* Begin Data provided *
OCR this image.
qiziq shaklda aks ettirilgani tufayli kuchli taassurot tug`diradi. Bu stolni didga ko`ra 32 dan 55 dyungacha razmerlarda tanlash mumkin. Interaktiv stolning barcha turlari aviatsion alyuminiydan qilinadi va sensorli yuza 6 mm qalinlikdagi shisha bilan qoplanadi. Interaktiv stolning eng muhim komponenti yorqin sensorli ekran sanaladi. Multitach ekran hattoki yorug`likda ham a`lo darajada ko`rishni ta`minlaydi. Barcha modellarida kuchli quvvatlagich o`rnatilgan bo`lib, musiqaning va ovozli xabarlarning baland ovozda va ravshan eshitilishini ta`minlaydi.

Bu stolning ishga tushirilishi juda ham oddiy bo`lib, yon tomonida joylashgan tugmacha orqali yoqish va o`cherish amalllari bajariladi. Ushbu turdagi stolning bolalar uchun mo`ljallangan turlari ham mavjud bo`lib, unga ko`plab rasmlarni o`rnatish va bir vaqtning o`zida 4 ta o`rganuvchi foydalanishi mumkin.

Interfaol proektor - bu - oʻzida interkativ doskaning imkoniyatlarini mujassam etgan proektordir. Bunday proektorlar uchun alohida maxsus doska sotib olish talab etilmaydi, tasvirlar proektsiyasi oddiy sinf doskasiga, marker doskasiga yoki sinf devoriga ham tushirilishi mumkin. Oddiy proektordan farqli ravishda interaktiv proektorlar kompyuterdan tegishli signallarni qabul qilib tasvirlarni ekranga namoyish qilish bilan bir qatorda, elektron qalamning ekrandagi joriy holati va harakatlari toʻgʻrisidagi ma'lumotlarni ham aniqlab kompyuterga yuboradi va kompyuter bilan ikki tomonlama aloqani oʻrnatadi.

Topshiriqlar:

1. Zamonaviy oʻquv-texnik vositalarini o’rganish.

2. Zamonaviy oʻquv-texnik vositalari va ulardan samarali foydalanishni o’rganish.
* End Data provided *
[Aim of the task] Repeat each entry word for word.

[Result of the exercise]
OCR this image.
qiziq shaklda aks ettirilgani tufayli kuchli taassurot tug`diradi. Bu stolni didga ko`ra 32 dan 55 dyungacha razmerlarda tanlash mumkin. Interaktiv stolning barcha turlari aviatsion alyuminiydan qilinadi va sensorli yuza 6 mm qalinlikdagi shisha bilan qoplanadi. Interaktiv stolning eng muhim komponenti yorqin sensorli ekran sanaladi. Multitach ekran hattoki yorug`likda ham a`lo darajada ko`rishni ta`minlaydi. Barcha modellarida kuchli quvvatlagich o`rnatilgan bo`lib, musiqaning va ovozli xabarlarning baland ovozda va ravshan eshitilishini ta`minlaydi.

Bu stolning ishga tushirilishi juda ham oddiy bo`lib, yon tomonida joylashgan tugmacha orqali yoqish va o`cherish amalllari bajariladi. Ushbu turdagi stolning bolalar uchun mo`ljallangan turlari ham mavjud bo`lib, unga ko`plab rasmlarni o`rnatish va bir vaqtning o`zida 4 ta o`rganuvchi foydalanishi mumkin.

Interfaol proektor - bu - oʻzida interkativ doskaning imkoniyatlarini mujassam etgan proektordir. Bunday proektorlar uchun alohida maxsus doska sotib olish talab etilmaydi, tasvirlar proektsiyasi oddiy sinf doskasiga, marker doskasiga yoki sinf devoriga ham tushirilishi mumkin. Oddiy proektordan farqli ravishda interaktiv proektorlar kompyuterdan tegishli signallarni qabul qilib tasvirlarni ekranga namoyish qilish bilan bir qatorda, elektron qalamning ekrandagi joriy holati va harakatlari toʻgʻrisidagi ma'lumotlarni ham aniqlab kompyuterga yuboradi va kompyuter bilan ikki tomonlama aloqani oʻrnatadi.

Topshiriqlar:

1. Zamonaviy oʻquv-texnik vositalarini o’rganish.

2. Zamonaviy oʻquv-texnik vositalari va ulardan samarali foydalanishni o’rganish.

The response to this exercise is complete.